╭─ Material for this exercise
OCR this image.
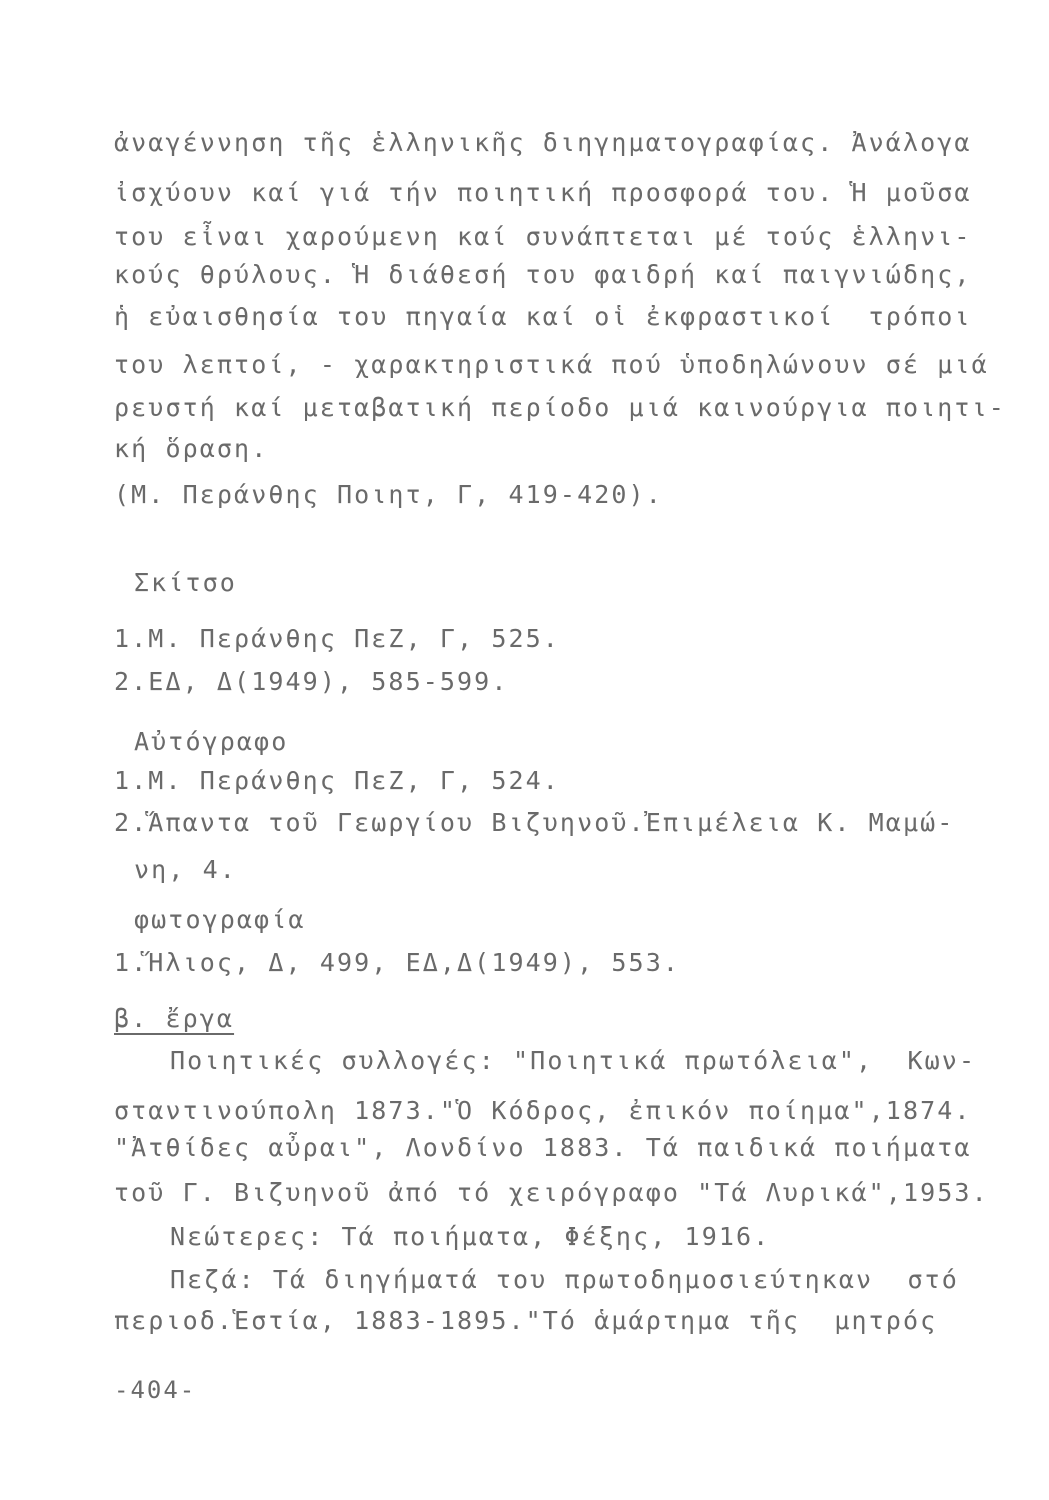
ἀναγέννηση τῆς ἑλληνικῆς διηγηματογραφίας. Ἀνάλογα
ἰσχύουν καί γιά τήν ποιητική προσφορά του. Ἡ μοῦσα
του εἶναι χαρούμενη καί συνάπτεται μέ τούς ἑλληνι-
κούς θρύλους. Ἡ διάθεσή του φαιδρή καί παιγνιώδης,
ἡ εὐαισθησία του πηγαία καί οἱ ἐκφραστικοί  τρόποι
του λεπτοί, - χαρακτηριστικά πού ὑποδηλώνουν σέ μιά
ρευστή καί μεταβατική περίοδο μιά καινούργια ποιητι-
κή ὅραση.
(Μ. Περάνθης Ποιητ, Γ, 419-420).
Σκίτσο
1.Μ. Περάνθης ΠεΖ, Γ, 525.
2.ΕΔ, Δ(1949), 585-599.
Αὐτόγραφο
1.Μ. Περάνθης ΠεΖ, Γ, 524.
2.Ἅπαντα τοῦ Γεωργίου Βιζυηνοῦ.Ἐπιμέλεια Κ. Μαμώ-
νη, 4.
φωτογραφία
1.Ἥλιος, Δ, 499, ΕΔ,Δ(1949), 553.
β. ἔργα
Ποιητικές συλλογές: "Ποιητικά πρωτόλεια",  Κων-
σταντινούπολη 1873."Ὁ Κόδρος, ἐπικόν ποίημα",1874.
"Ἀτθίδες αὖραι", Λονδίνο 1883. Τά παιδικά ποιήματα
τοῦ Γ. Βιζυηνοῦ ἀπό τό χειρόγραφο "Τά Λυρικά",1953.
Νεώτερες: Τά ποιήματα, Φέξης, 1916.
Πεζά: Τά διηγήματά του πρωτοδημοσιεύτηκαν  στό
περιοδ.Ἑστία, 1883-1895."Τό ἁμάρτημα τῆς  μητρός
-404-
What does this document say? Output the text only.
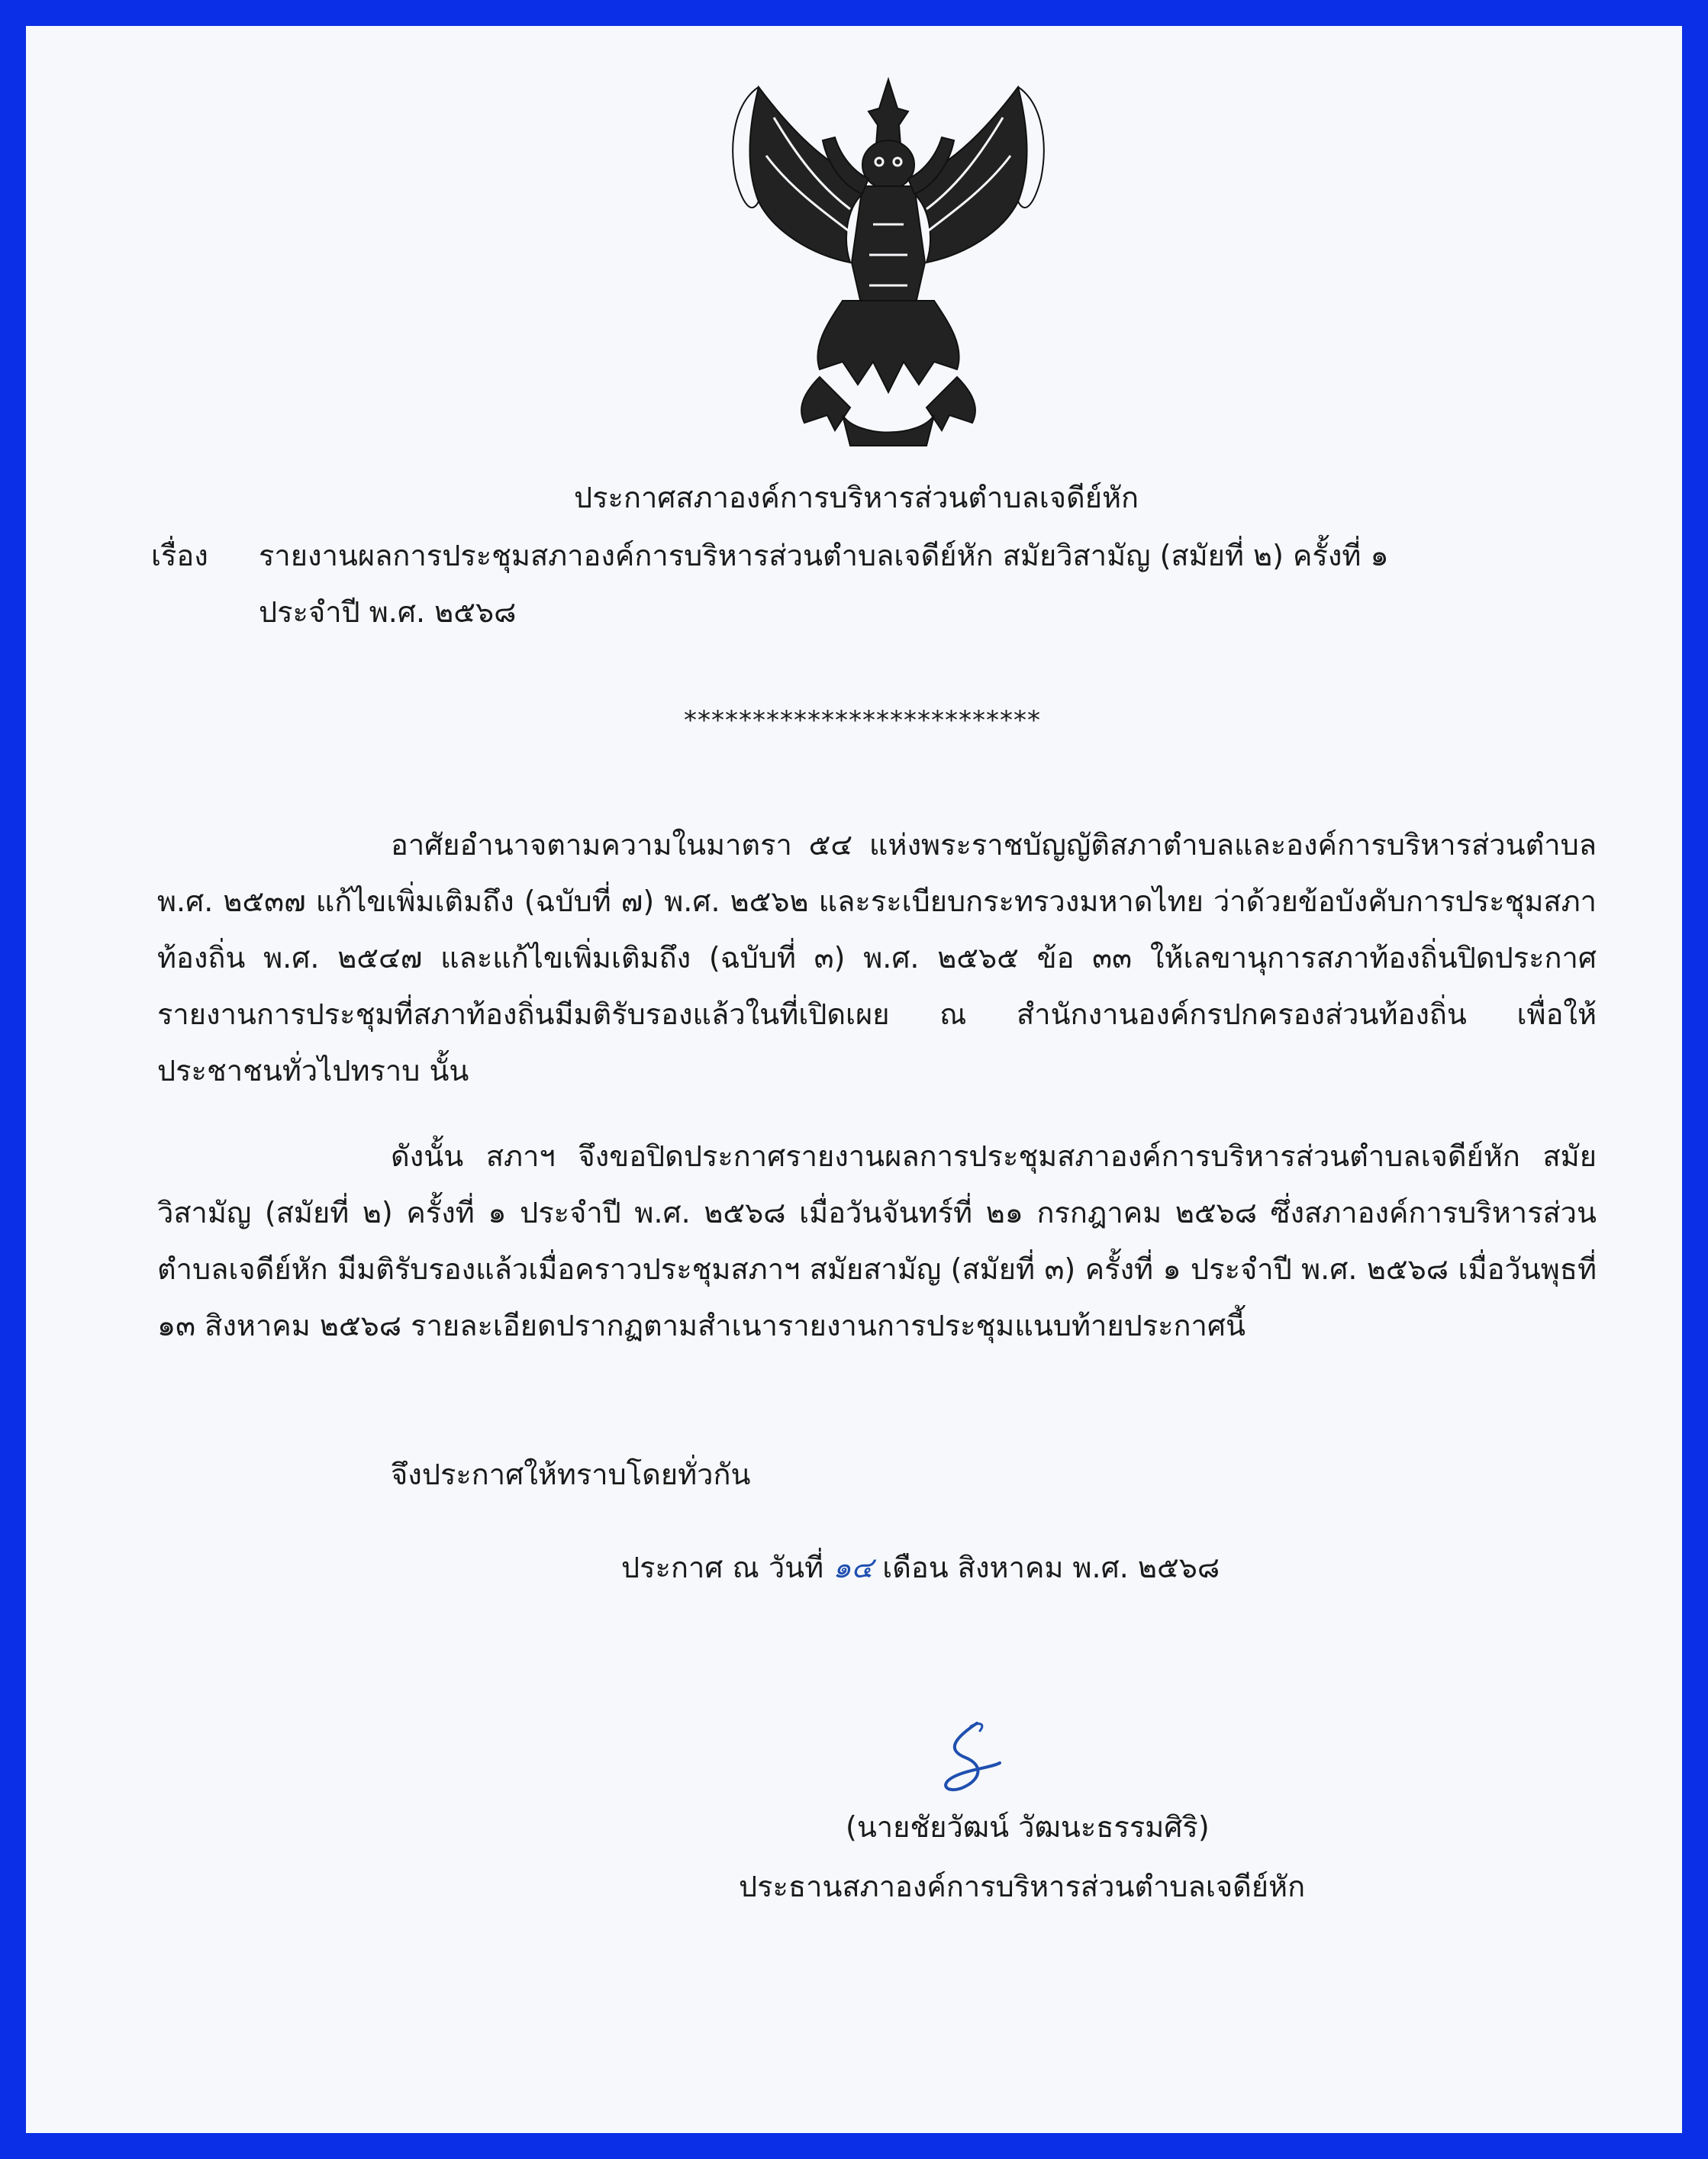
ประกาศสภาองค์การบริหารส่วนตำบลเจดีย์หัก
เรื่อง รายงานผลการประชุมสภาองค์การบริหารส่วนตำบลเจดีย์หัก สมัยวิสามัญ (สมัยที่ ๒) ครั้งที่ ๑
ประจำปี พ.ศ. ๒๕๖๘
**************************

อาศัยอำนาจตามความในมาตรา ๕๔ แห่งพระราชบัญญัติสภาตำบลและองค์การบริหารส่วนตำบล พ.ศ. ๒๕๓๗ แก้ไขเพิ่มเติมถึง (ฉบับที่ ๗) พ.ศ. ๒๕๖๒ และระเบียบกระทรวงมหาดไทย ว่าด้วยข้อบังคับการประชุมสภาท้องถิ่น พ.ศ. ๒๕๔๗ และแก้ไขเพิ่มเติมถึง (ฉบับที่ ๓) พ.ศ. ๒๕๖๕ ข้อ ๓๓ ให้เลขานุการสภาท้องถิ่นปิดประกาศรายงานการประชุมที่สภาท้องถิ่นมีมติรับรองแล้วในที่เปิดเผย ณ สำนักงานองค์กรปกครองส่วนท้องถิ่น เพื่อให้ประชาชนทั่วไปทราบ นั้น

ดังนั้น สภาฯ จึงขอปิดประกาศรายงานผลการประชุมสภาองค์การบริหารส่วนตำบลเจดีย์หัก สมัยวิสามัญ (สมัยที่ ๒) ครั้งที่ ๑ ประจำปี พ.ศ. ๒๕๖๘ เมื่อวันจันทร์ที่ ๒๑ กรกฎาคม ๒๕๖๘ ซึ่งสภาองค์การบริหารส่วนตำบลเจดีย์หัก มีมติรับรองแล้วเมื่อคราวประชุมสภาฯ สมัยสามัญ (สมัยที่ ๓) ครั้งที่ ๑ ประจำปี พ.ศ. ๒๕๖๘ เมื่อวันพุธที่ ๑๓ สิงหาคม ๒๕๖๘ รายละเอียดปรากฏตามสำเนารายงานการประชุมแนบท้ายประกาศนี้

จึงประกาศให้ทราบโดยทั่วกัน
ประกาศ ณ วันที่ ๑๔ เดือน สิงหาคม พ.ศ. ๒๕๖๘
(นายชัยวัฒน์ วัฒนะธรรมศิริ)
ประธานสภาองค์การบริหารส่วนตำบลเจดีย์หัก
╰─
◆ Exercise prompt ◆
Repeat all of the data above word for word, minus the pictures.

◆ Output for this exercise ◆
OCR this image.
ἀναγέννηση τῆς ἑλληνικῆς διηγηματογραφίας. Ἀνάλογα
ἰσχύουν καί γιά τήν ποιητική προσφορά του. Ἡ μοῦσα
του εἶναι χαρούμενη καί συνάπτεται μέ τούς ἑλληνι-
κούς θρύλους. Ἡ διάθεσή του φαιδρή καί παιγνιώδης,
ἡ εὐαισθησία του πηγαία καί οἱ ἐκφραστικοί  τρόποι
του λεπτοί, - χαρακτηριστικά πού ὑποδηλώνουν σέ μιά
ρευστή καί μεταβατική περίοδο μιά καινούργια ποιητι-
κή ὅραση.
(Μ. Περάνθης Ποιητ, Γ, 419-420).
Σκίτσο
1.Μ. Περάνθης ΠεΖ, Γ, 525.
2.ΕΔ, Δ(1949), 585-599.
Αὐτόγραφο
1.Μ. Περάνθης ΠεΖ, Γ, 524.
2.Ἅπαντα τοῦ Γεωργίου Βιζυηνοῦ.Ἐπιμέλεια Κ. Μαμώ-
νη, 4.
φωτογραφία
1.Ἥλιος, Δ, 499, ΕΔ,Δ(1949), 553.
β. ἔργα
Ποιητικές συλλογές: "Ποιητικά πρωτόλεια",  Κων-
σταντινούπολη 1873."Ὁ Κόδρος, ἐπικόν ποίημα",1874.
"Ἀτθίδες αὖραι", Λονδίνο 1883. Τά παιδικά ποιήματα
τοῦ Γ. Βιζυηνοῦ ἀπό τό χειρόγραφο "Τά Λυρικά",1953.
Νεώτερες: Τά ποιήματα, Φέξης, 1916.
Πεζά: Τά διηγήματά του πρωτοδημοσιεύτηκαν  στό
περιοδ.Ἑστία, 1883-1895."Τό ἁμάρτημα τῆς  μητρός
-404-
What does this document say? Output the text only.
ประกาศสภาองค์การบริหารส่วนตำบลเจดีย์หัก
เรื่อง รายงานผลการประชุมสภาองค์การบริหารส่วนตำบลเจดีย์หัก สมัยวิสามัญ (สมัยที่ ๒) ครั้งที่ ๑
ประจำปี พ.ศ. ๒๕๖๘
**************************

อาศัยอำนาจตามความในมาตรา ๕๔ แห่งพระราชบัญญัติสภาตำบลและองค์การบริหารส่วนตำบล พ.ศ. ๒๕๓๗ แก้ไขเพิ่มเติมถึง (ฉบับที่ ๗) พ.ศ. ๒๕๖๒ และระเบียบกระทรวงมหาดไทย ว่าด้วยข้อบังคับการประชุมสภาท้องถิ่น พ.ศ. ๒๕๔๗ และแก้ไขเพิ่มเติมถึง (ฉบับที่ ๓) พ.ศ. ๒๕๖๕ ข้อ ๓๓ ให้เลขานุการสภาท้องถิ่นปิดประกาศรายงานการประชุมที่สภาท้องถิ่นมีมติรับรองแล้วในที่เปิดเผย ณ สำนักงานองค์กรปกครองส่วนท้องถิ่น เพื่อให้ประชาชนทั่วไปทราบ นั้น

ดังนั้น สภาฯ จึงขอปิดประกาศรายงานผลการประชุมสภาองค์การบริหารส่วนตำบลเจดีย์หัก สมัยวิสามัญ (สมัยที่ ๒) ครั้งที่ ๑ ประจำปี พ.ศ. ๒๕๖๘ เมื่อวันจันทร์ที่ ๒๑ กรกฎาคม ๒๕๖๘ ซึ่งสภาองค์การบริหารส่วนตำบลเจดีย์หัก มีมติรับรองแล้วเมื่อคราวประชุมสภาฯ สมัยสามัญ (สมัยที่ ๓) ครั้งที่ ๑ ประจำปี พ.ศ. ๒๕๖๘ เมื่อวันพุธที่ ๑๓ สิงหาคม ๒๕๖๘ รายละเอียดปรากฏตามสำเนารายงานการประชุมแนบท้ายประกาศนี้

จึงประกาศให้ทราบโดยทั่วกัน
ประกาศ ณ วันที่ ๑๔ เดือน สิงหาคม พ.ศ. ๒๕๖๘
(นายชัยวัฒน์ วัฒนะธรรมศิริ)
ประธานสภาองค์การบริหารส่วนตำบลเจดีย์หัก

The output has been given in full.